** begin INPUT **
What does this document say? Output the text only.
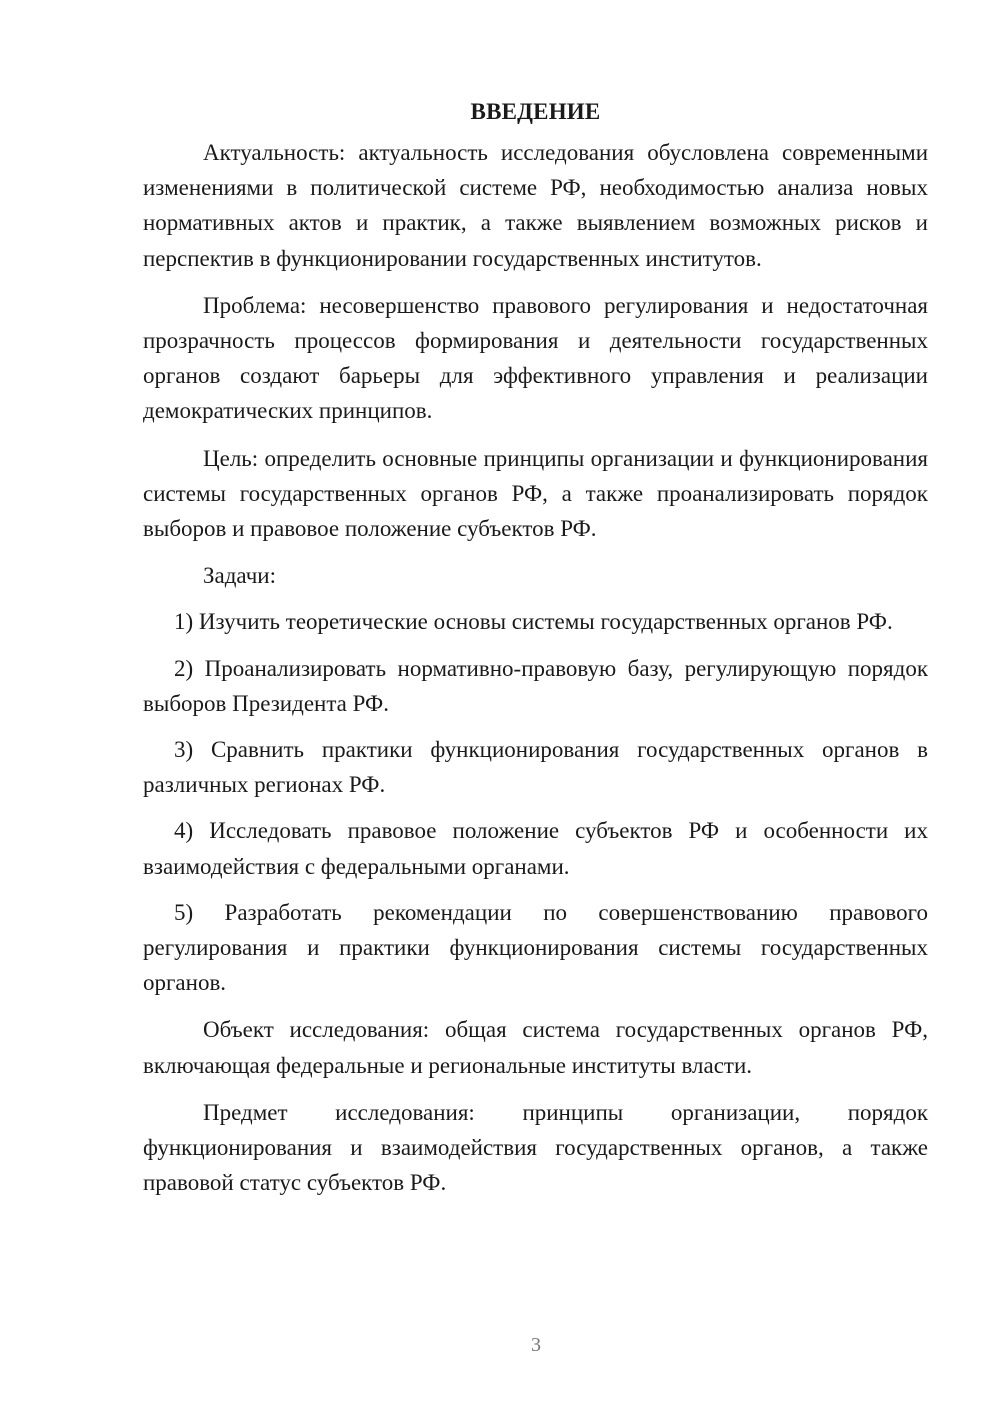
ВВЕДЕНИЕ

Актуальность: актуальность исследования обусловлена современными изменениями в политической системе РФ, необходимостью анализа новых нормативных актов и практик, а также выявлением возможных рисков и перспектив в функционировании государственных институтов.

Проблема: несовершенство правового регулирования и недостаточная прозрачность процессов формирования и деятельности государственных органов создают барьеры для эффективного управления и реализации демократических принципов.

Цель: определить основные принципы организации и функционирования системы государственных органов РФ, а также проанализировать порядок выборов и правовое положение субъектов РФ.

Задачи:

1) Изучить теоретические основы системы государственных органов РФ.

2) Проанализировать нормативно-правовую базу, регулирующую порядок выборов Президента РФ.

3) Сравнить практики функционирования государственных органов в различных регионах РФ.

4) Исследовать правовое положение субъектов РФ и особенности их взаимодействия с федеральными органами.

5) Разработать рекомендации по совершенствованию правового регулирования и практики функционирования системы государственных органов.

Объект исследования: общая система государственных органов РФ, включающая федеральные и региональные институты власти.

Предмет исследования: принципы организации, порядок функционирования и взаимодействия государственных органов, а также правовой статус субъектов РФ.

3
** end INPUT **
◆ PROBLEM STATEMENT
Search the records above for the string "функционирования". Copy every line that contains it.

◆ EXPECTED OUTPUT
Цель: определить основные принципы организации и функционирования системы государственных органов РФ, а также проанализировать порядок выборов и правовое положение субъектов РФ.
3) Сравнить практики функционирования государственных органов в различных регионах РФ.
5) Разработать рекомендации по совершенствованию правового регулирования и практики функционирования системы государственных органов.
Предмет исследования: принципы организации, порядок функционирования и взаимодействия государственных органов, а также правовой статус субъектов РФ.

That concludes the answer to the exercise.